WHAT TO PRODUCE
Your answer should be a single number: the count of lines that hold the word "处的切线方程为".

>> start WORKING DATA

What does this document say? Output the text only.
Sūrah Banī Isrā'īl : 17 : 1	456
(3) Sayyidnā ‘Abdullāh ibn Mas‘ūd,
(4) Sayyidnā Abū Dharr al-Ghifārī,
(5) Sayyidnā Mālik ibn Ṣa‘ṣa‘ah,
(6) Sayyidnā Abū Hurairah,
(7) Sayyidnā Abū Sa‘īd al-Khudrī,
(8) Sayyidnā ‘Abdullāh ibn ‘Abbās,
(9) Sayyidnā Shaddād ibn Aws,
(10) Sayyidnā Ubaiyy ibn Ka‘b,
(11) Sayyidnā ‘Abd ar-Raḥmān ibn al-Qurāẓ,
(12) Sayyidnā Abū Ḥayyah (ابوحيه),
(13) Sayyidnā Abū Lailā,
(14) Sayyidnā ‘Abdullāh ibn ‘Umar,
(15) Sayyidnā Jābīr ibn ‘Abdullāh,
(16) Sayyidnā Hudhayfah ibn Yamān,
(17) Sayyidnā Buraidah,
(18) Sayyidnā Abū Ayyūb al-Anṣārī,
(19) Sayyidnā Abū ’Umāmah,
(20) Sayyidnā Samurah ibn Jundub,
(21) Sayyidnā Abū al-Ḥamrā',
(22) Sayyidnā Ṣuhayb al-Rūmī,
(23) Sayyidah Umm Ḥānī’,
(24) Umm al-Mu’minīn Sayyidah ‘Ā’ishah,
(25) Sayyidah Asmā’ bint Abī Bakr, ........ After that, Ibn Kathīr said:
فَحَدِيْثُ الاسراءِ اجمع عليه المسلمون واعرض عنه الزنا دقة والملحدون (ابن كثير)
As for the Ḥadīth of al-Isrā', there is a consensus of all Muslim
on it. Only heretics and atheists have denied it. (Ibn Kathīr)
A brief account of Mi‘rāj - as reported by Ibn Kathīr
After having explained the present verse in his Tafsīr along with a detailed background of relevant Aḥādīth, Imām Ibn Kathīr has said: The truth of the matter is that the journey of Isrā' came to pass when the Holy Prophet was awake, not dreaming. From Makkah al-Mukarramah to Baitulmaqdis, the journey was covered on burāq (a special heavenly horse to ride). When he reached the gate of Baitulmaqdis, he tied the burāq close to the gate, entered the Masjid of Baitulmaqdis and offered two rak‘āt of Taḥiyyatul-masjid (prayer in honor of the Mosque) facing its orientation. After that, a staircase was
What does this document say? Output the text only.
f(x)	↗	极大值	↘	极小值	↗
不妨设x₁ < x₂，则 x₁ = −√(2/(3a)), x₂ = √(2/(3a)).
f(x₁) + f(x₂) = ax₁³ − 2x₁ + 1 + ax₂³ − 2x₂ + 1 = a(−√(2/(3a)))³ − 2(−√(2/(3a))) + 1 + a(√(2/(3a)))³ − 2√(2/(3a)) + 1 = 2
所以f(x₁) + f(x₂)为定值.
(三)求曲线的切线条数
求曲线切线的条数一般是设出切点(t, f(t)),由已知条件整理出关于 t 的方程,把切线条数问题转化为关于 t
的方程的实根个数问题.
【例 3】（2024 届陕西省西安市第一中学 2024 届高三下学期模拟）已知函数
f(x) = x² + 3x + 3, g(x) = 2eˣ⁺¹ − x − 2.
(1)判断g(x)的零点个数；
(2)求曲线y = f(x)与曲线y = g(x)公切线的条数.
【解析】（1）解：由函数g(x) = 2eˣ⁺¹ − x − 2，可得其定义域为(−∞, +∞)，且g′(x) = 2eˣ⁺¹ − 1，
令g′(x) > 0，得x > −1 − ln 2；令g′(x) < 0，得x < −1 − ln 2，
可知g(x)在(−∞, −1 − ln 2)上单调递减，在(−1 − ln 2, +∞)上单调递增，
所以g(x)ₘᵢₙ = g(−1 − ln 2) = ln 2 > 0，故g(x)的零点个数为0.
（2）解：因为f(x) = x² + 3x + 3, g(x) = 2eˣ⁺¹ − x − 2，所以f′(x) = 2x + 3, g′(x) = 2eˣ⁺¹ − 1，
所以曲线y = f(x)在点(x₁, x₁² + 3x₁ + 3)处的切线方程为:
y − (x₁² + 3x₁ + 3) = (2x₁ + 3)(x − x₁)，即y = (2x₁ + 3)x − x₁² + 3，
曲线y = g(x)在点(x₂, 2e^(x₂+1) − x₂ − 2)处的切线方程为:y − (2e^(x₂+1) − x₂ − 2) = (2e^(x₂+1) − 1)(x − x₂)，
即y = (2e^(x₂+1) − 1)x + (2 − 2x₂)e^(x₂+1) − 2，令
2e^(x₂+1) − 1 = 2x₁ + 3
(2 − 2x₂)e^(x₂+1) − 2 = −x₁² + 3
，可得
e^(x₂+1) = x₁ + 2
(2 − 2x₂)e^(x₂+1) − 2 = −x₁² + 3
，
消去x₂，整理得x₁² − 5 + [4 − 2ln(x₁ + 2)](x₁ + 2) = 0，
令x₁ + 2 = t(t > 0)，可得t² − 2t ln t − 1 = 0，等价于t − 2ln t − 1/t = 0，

>> end WORKING DATA

PROBLEM SOLUTION
2